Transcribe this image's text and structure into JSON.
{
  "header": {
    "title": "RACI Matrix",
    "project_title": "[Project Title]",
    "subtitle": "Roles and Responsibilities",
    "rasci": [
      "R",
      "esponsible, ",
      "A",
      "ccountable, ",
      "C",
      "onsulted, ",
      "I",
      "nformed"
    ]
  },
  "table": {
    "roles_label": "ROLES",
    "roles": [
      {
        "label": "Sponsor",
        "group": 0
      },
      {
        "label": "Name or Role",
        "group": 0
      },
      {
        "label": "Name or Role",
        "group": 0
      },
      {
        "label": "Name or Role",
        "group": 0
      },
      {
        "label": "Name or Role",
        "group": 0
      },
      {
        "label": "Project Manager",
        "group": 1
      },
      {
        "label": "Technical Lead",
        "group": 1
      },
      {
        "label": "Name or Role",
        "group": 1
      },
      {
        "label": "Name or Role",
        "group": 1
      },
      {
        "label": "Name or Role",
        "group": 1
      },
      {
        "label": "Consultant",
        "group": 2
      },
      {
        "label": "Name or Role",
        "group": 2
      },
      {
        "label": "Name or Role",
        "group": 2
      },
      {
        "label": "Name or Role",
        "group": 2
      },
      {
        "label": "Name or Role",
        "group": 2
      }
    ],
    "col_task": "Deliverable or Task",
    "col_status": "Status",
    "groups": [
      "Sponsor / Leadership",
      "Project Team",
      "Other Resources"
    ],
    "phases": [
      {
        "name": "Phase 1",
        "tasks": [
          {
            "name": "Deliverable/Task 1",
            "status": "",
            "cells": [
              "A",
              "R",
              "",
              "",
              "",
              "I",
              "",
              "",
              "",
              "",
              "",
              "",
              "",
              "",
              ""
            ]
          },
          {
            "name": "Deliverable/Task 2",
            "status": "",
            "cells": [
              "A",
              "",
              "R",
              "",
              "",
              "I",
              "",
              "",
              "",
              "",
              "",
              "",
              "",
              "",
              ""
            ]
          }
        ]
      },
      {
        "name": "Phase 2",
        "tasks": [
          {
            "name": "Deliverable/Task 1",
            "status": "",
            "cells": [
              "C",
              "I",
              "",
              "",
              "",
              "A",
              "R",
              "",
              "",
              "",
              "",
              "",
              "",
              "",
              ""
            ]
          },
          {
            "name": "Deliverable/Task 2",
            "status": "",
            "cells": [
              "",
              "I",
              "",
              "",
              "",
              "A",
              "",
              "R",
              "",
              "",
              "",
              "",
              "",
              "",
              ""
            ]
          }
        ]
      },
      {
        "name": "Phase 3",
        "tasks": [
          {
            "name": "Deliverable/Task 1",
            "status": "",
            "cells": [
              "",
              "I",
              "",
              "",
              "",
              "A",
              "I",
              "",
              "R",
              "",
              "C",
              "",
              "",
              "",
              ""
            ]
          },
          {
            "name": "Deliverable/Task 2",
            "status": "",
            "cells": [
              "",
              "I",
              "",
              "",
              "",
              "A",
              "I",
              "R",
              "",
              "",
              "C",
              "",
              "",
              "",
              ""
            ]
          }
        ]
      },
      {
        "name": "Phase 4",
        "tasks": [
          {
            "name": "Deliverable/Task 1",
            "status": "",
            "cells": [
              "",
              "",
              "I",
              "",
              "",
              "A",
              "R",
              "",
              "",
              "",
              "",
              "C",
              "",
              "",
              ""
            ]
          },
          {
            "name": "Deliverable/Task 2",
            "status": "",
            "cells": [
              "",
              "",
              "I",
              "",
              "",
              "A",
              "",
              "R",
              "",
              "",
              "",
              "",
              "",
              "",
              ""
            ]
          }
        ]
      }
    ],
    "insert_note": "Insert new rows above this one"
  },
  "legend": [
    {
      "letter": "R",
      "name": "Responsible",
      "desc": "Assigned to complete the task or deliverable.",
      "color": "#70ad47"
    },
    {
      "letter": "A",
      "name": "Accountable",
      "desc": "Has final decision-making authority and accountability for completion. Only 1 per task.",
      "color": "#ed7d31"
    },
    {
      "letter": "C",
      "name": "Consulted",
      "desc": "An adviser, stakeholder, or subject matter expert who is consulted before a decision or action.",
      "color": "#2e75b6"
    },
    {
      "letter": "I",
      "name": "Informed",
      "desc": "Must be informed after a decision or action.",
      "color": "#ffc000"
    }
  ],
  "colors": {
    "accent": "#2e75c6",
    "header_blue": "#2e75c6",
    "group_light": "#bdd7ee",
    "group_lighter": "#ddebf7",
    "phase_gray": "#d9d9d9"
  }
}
---
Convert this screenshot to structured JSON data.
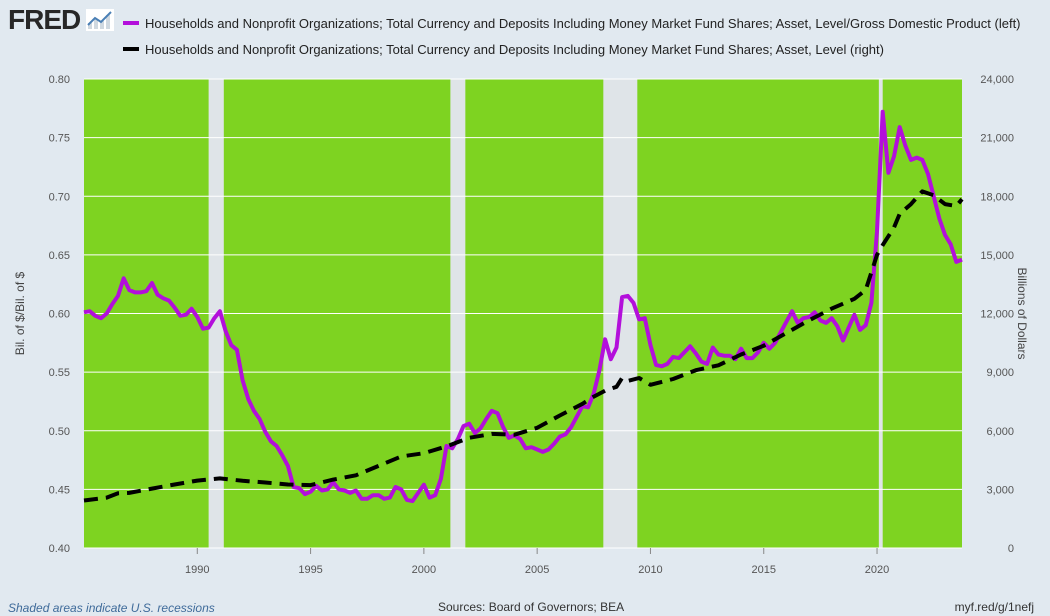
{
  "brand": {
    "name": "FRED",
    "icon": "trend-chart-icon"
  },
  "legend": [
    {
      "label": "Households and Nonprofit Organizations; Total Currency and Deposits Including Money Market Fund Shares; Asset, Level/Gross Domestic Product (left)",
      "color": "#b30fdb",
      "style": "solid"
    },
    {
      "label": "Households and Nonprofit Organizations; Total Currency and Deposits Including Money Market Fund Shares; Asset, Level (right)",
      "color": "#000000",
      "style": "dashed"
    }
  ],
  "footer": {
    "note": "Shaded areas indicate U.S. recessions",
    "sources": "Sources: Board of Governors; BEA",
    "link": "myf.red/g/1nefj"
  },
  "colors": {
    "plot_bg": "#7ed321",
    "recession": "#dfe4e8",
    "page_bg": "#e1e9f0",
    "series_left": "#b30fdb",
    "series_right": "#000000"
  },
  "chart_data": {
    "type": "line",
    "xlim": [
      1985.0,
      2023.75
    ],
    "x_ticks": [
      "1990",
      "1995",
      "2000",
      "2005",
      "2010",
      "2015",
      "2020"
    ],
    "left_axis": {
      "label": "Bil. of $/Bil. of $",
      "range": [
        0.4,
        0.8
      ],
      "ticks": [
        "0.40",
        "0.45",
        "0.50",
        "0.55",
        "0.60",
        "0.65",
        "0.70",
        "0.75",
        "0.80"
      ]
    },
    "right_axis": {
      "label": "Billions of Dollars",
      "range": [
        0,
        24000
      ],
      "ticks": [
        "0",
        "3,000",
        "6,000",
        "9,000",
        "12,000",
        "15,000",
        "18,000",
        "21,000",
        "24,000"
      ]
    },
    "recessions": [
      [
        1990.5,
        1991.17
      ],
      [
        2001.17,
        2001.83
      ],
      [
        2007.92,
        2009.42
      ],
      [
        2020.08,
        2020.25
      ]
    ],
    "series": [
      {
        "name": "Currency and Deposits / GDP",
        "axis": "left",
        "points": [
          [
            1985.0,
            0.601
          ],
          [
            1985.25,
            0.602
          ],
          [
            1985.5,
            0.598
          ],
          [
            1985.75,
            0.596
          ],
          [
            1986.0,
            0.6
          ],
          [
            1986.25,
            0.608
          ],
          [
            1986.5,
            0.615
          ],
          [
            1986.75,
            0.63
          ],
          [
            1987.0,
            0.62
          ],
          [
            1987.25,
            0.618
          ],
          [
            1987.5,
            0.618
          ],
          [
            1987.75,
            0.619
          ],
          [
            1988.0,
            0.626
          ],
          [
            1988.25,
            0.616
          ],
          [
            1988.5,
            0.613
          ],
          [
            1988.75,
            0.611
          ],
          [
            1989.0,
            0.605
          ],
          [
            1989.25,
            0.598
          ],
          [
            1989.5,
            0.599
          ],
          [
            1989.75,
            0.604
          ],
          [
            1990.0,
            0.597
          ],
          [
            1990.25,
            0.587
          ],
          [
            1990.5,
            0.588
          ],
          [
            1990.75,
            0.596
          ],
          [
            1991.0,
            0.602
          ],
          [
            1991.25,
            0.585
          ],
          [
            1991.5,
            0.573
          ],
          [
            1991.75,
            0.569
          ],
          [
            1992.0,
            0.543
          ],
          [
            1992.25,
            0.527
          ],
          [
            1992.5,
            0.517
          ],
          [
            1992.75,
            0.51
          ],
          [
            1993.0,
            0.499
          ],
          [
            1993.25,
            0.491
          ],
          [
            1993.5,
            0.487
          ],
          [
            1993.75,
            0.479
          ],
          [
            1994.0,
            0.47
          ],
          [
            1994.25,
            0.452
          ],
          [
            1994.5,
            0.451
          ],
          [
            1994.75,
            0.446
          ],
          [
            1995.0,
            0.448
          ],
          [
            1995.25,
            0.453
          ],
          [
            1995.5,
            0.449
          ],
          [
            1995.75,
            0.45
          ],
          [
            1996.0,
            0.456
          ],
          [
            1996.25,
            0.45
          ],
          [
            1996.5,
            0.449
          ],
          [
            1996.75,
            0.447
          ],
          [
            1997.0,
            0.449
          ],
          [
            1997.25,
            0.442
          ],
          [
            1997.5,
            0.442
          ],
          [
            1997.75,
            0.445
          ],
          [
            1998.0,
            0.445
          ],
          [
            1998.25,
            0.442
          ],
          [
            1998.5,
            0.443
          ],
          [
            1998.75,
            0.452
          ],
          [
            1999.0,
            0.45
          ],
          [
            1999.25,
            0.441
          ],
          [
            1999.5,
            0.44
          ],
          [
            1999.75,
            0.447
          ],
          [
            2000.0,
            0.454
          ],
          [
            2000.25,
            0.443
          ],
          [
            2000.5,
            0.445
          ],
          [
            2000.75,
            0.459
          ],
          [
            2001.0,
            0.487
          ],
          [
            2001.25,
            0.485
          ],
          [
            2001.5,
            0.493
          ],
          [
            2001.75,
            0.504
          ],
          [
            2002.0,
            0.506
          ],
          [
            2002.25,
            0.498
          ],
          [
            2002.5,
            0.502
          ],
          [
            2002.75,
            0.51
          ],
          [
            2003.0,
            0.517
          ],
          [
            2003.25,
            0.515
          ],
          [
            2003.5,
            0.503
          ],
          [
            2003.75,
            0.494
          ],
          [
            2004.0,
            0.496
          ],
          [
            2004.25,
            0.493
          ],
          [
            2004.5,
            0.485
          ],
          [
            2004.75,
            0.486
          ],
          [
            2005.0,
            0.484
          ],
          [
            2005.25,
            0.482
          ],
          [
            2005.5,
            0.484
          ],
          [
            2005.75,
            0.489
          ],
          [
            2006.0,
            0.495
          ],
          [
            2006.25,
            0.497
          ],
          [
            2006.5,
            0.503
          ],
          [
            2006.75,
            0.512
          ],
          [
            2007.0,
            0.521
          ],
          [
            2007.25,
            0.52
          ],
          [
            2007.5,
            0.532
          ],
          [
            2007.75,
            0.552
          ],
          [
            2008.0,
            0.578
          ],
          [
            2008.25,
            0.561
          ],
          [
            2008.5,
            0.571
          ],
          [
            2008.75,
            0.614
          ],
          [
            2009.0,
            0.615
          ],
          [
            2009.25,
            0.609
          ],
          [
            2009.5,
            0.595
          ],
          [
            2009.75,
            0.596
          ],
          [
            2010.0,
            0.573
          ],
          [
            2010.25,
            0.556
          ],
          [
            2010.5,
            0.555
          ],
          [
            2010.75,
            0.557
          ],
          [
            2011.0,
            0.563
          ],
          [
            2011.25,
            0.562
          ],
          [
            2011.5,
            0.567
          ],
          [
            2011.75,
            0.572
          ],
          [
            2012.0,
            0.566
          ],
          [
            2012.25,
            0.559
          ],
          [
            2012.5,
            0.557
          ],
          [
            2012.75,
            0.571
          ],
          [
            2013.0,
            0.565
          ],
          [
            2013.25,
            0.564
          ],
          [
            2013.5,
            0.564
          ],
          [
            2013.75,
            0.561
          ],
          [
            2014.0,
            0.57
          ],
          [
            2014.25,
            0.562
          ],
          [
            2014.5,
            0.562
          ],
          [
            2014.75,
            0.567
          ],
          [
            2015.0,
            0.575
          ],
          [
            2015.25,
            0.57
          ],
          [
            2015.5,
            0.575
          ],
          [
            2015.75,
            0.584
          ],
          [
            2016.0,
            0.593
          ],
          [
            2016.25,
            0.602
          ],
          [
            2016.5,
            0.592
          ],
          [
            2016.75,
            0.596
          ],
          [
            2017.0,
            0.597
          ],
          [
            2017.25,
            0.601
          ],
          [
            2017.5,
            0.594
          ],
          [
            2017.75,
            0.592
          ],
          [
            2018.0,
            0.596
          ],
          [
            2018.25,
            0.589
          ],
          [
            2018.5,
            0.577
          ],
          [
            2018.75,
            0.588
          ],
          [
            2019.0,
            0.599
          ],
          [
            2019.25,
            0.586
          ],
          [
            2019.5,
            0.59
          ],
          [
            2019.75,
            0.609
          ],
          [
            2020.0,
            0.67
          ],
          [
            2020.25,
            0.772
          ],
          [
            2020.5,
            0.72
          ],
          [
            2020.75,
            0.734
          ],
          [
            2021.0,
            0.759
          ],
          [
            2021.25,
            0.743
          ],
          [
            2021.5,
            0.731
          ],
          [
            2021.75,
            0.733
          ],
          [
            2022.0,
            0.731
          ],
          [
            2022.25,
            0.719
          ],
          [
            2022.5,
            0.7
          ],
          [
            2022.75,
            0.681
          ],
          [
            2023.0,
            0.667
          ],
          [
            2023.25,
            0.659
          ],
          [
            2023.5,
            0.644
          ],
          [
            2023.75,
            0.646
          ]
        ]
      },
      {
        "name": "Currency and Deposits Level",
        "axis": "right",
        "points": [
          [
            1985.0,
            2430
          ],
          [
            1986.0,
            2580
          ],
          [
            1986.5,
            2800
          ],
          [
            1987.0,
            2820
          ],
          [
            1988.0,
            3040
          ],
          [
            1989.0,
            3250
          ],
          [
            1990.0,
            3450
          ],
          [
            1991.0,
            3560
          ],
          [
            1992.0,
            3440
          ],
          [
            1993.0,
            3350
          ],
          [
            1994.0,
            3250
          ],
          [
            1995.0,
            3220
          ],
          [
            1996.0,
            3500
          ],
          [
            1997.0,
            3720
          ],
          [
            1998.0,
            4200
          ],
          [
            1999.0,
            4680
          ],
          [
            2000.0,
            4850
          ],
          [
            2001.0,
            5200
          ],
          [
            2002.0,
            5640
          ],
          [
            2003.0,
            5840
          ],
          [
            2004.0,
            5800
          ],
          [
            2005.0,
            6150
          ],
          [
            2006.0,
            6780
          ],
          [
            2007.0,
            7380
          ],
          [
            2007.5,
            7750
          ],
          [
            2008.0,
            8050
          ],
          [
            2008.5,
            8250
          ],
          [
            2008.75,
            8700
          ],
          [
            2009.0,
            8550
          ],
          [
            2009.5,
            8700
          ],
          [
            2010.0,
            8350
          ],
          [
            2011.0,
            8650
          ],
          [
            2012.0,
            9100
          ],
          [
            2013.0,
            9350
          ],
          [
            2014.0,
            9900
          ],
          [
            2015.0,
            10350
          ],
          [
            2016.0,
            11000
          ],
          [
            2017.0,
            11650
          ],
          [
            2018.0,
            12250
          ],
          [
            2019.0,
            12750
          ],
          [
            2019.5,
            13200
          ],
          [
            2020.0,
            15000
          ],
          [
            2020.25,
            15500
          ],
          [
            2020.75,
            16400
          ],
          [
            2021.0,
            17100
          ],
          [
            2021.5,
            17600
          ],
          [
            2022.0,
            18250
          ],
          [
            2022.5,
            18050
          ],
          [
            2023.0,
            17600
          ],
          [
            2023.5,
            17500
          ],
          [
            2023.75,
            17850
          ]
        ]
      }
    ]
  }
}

— Prompt —
Find the word "recessions" in the data and show each line that holds it.

— Written reply —
    "note": "Shaded areas indicate U.S. recessions",
    "recessions": [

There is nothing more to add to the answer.